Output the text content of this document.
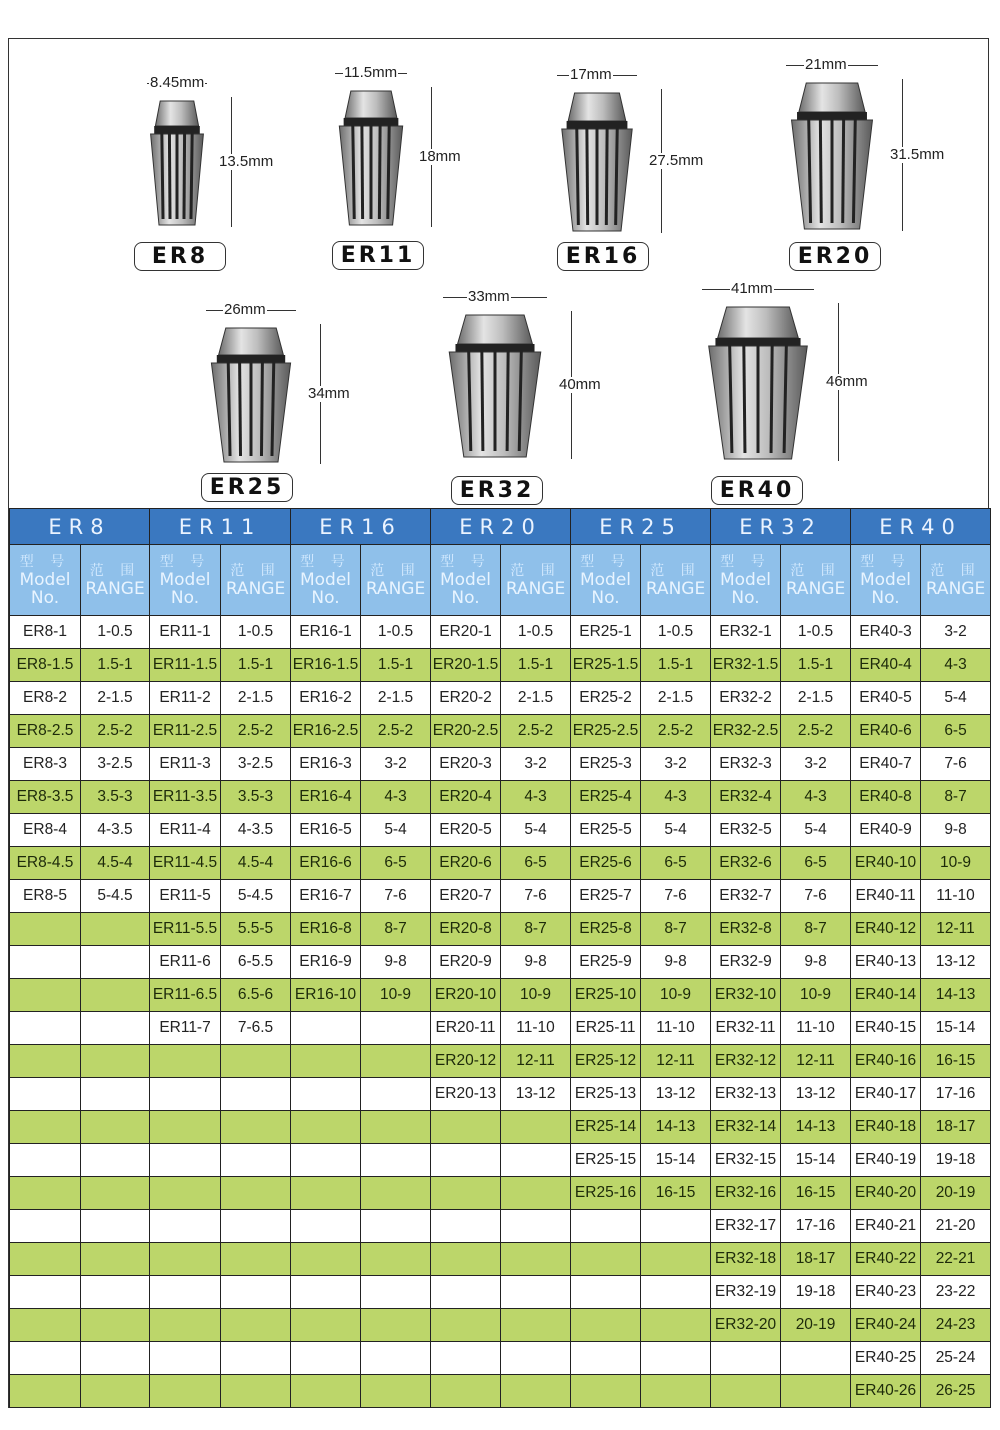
8.45mm
13.5mm
ER8
11.5mm
18mm
ER11
17mm
27.5mm
ER16
21mm
31.5mm
ER20
26mm
34mm
ER25
33mm
40mm
ER32
41mm
46mm
ER40
ER8		ER11		ER16		ER20		ER25		ER32		ER40	

型 号
Model
No.	范 围
RANGE	型 号
Model
No.	范 围
RANGE	型 号
Model
No.	范 围
RANGE	型 号
Model
No.	范 围
RANGE	型 号
Model
No.	范 围
RANGE	型 号
Model
No.	范 围
RANGE	型 号
Model
No.	范 围
RANGE

ER8-1	1-0.5	ER11-1	1-0.5	ER16-1	1-0.5	ER20-1	1-0.5	ER25-1	1-0.5	ER32-1	1-0.5	ER40-3	3-2
ER8-1.5	1.5-1	ER11-1.5	1.5-1	ER16-1.5	1.5-1	ER20-1.5	1.5-1	ER25-1.5	1.5-1	ER32-1.5	1.5-1	ER40-4	4-3
ER8-2	2-1.5	ER11-2	2-1.5	ER16-2	2-1.5	ER20-2	2-1.5	ER25-2	2-1.5	ER32-2	2-1.5	ER40-5	5-4
ER8-2.5	2.5-2	ER11-2.5	2.5-2	ER16-2.5	2.5-2	ER20-2.5	2.5-2	ER25-2.5	2.5-2	ER32-2.5	2.5-2	ER40-6	6-5
ER8-3	3-2.5	ER11-3	3-2.5	ER16-3	3-2	ER20-3	3-2	ER25-3	3-2	ER32-3	3-2	ER40-7	7-6
ER8-3.5	3.5-3	ER11-3.5	3.5-3	ER16-4	4-3	ER20-4	4-3	ER25-4	4-3	ER32-4	4-3	ER40-8	8-7
ER8-4	4-3.5	ER11-4	4-3.5	ER16-5	5-4	ER20-5	5-4	ER25-5	5-4	ER32-5	5-4	ER40-9	9-8
ER8-4.5	4.5-4	ER11-4.5	4.5-4	ER16-6	6-5	ER20-6	6-5	ER25-6	6-5	ER32-6	6-5	ER40-10	10-9
ER8-5	5-4.5	ER11-5	5-4.5	ER16-7	7-6	ER20-7	7-6	ER25-7	7-6	ER32-7	7-6	ER40-11	11-10
		ER11-5.5	5.5-5	ER16-8	8-7	ER20-8	8-7	ER25-8	8-7	ER32-8	8-7	ER40-12	12-11
		ER11-6	6-5.5	ER16-9	9-8	ER20-9	9-8	ER25-9	9-8	ER32-9	9-8	ER40-13	13-12
		ER11-6.5	6.5-6	ER16-10	10-9	ER20-10	10-9	ER25-10	10-9	ER32-10	10-9	ER40-14	14-13
		ER11-7	7-6.5			ER20-11	11-10	ER25-11	11-10	ER32-11	11-10	ER40-15	15-14
						ER20-12	12-11	ER25-12	12-11	ER32-12	12-11	ER40-16	16-15
						ER20-13	13-12	ER25-13	13-12	ER32-13	13-12	ER40-17	17-16
								ER25-14	14-13	ER32-14	14-13	ER40-18	18-17
								ER25-15	15-14	ER32-15	15-14	ER40-19	19-18
								ER25-16	16-15	ER32-16	16-15	ER40-20	20-19
										ER32-17	17-16	ER40-21	21-20
										ER32-18	18-17	ER40-22	22-21
										ER32-19	19-18	ER40-23	23-22
										ER32-20	20-19	ER40-24	24-23
												ER40-25	25-24
												ER40-26	26-25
--------------------
GOAL OF THE EXERCISE: Copy the material exactly. Do not include the pictures.

RESULT:
Output the text content of this document.
8.45mm
13.5mm
ER8
11.5mm
18mm
ER11
17mm
27.5mm
ER16
21mm
31.5mm
ER20
26mm
34mm
ER25
33mm
40mm
ER32
41mm
46mm
ER40
ER8		ER11		ER16		ER20		ER25		ER32		ER40	

型 号
Model
No.	范 围
RANGE	型 号
Model
No.	范 围
RANGE	型 号
Model
No.	范 围
RANGE	型 号
Model
No.	范 围
RANGE	型 号
Model
No.	范 围
RANGE	型 号
Model
No.	范 围
RANGE	型 号
Model
No.	范 围
RANGE

ER8-1	1-0.5	ER11-1	1-0.5	ER16-1	1-0.5	ER20-1	1-0.5	ER25-1	1-0.5	ER32-1	1-0.5	ER40-3	3-2
ER8-1.5	1.5-1	ER11-1.5	1.5-1	ER16-1.5	1.5-1	ER20-1.5	1.5-1	ER25-1.5	1.5-1	ER32-1.5	1.5-1	ER40-4	4-3
ER8-2	2-1.5	ER11-2	2-1.5	ER16-2	2-1.5	ER20-2	2-1.5	ER25-2	2-1.5	ER32-2	2-1.5	ER40-5	5-4
ER8-2.5	2.5-2	ER11-2.5	2.5-2	ER16-2.5	2.5-2	ER20-2.5	2.5-2	ER25-2.5	2.5-2	ER32-2.5	2.5-2	ER40-6	6-5
ER8-3	3-2.5	ER11-3	3-2.5	ER16-3	3-2	ER20-3	3-2	ER25-3	3-2	ER32-3	3-2	ER40-7	7-6
ER8-3.5	3.5-3	ER11-3.5	3.5-3	ER16-4	4-3	ER20-4	4-3	ER25-4	4-3	ER32-4	4-3	ER40-8	8-7
ER8-4	4-3.5	ER11-4	4-3.5	ER16-5	5-4	ER20-5	5-4	ER25-5	5-4	ER32-5	5-4	ER40-9	9-8
ER8-4.5	4.5-4	ER11-4.5	4.5-4	ER16-6	6-5	ER20-6	6-5	ER25-6	6-5	ER32-6	6-5	ER40-10	10-9
ER8-5	5-4.5	ER11-5	5-4.5	ER16-7	7-6	ER20-7	7-6	ER25-7	7-6	ER32-7	7-6	ER40-11	11-10
		ER11-5.5	5.5-5	ER16-8	8-7	ER20-8	8-7	ER25-8	8-7	ER32-8	8-7	ER40-12	12-11
		ER11-6	6-5.5	ER16-9	9-8	ER20-9	9-8	ER25-9	9-8	ER32-9	9-8	ER40-13	13-12
		ER11-6.5	6.5-6	ER16-10	10-9	ER20-10	10-9	ER25-10	10-9	ER32-10	10-9	ER40-14	14-13
		ER11-7	7-6.5			ER20-11	11-10	ER25-11	11-10	ER32-11	11-10	ER40-15	15-14
						ER20-12	12-11	ER25-12	12-11	ER32-12	12-11	ER40-16	16-15
						ER20-13	13-12	ER25-13	13-12	ER32-13	13-12	ER40-17	17-16
								ER25-14	14-13	ER32-14	14-13	ER40-18	18-17
								ER25-15	15-14	ER32-15	15-14	ER40-19	19-18
								ER25-16	16-15	ER32-16	16-15	ER40-20	20-19
										ER32-17	17-16	ER40-21	21-20
										ER32-18	18-17	ER40-22	22-21
										ER32-19	19-18	ER40-23	23-22
										ER32-20	20-19	ER40-24	24-23
												ER40-25	25-24
												ER40-26	26-25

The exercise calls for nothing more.